- DATA PROVIDED -
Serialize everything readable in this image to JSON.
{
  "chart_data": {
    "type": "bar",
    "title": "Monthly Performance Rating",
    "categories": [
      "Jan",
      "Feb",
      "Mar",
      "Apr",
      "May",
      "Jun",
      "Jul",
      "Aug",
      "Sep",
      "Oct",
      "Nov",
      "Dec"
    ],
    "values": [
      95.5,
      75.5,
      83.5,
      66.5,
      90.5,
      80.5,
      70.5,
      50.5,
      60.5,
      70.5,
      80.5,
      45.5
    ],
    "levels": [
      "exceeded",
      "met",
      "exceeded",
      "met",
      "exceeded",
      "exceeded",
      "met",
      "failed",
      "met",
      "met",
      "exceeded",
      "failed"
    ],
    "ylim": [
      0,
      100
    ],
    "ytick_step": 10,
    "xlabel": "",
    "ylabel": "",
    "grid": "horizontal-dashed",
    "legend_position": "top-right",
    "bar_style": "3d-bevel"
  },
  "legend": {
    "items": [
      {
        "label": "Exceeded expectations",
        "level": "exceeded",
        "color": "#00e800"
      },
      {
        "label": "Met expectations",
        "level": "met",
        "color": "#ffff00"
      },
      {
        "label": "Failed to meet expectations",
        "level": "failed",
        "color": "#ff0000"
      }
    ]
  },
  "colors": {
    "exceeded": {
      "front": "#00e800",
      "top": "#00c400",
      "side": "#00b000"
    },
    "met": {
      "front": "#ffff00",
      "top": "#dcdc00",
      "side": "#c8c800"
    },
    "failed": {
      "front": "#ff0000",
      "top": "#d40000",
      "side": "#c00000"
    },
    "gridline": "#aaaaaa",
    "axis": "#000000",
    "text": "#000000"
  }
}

- PROBLEM DESCRIPTION -
Where a line contains "side", copy that line.

- THE OUTPUT -
      "side": "#00b000"
      "side": "#c8c800"
      "side": "#c00000"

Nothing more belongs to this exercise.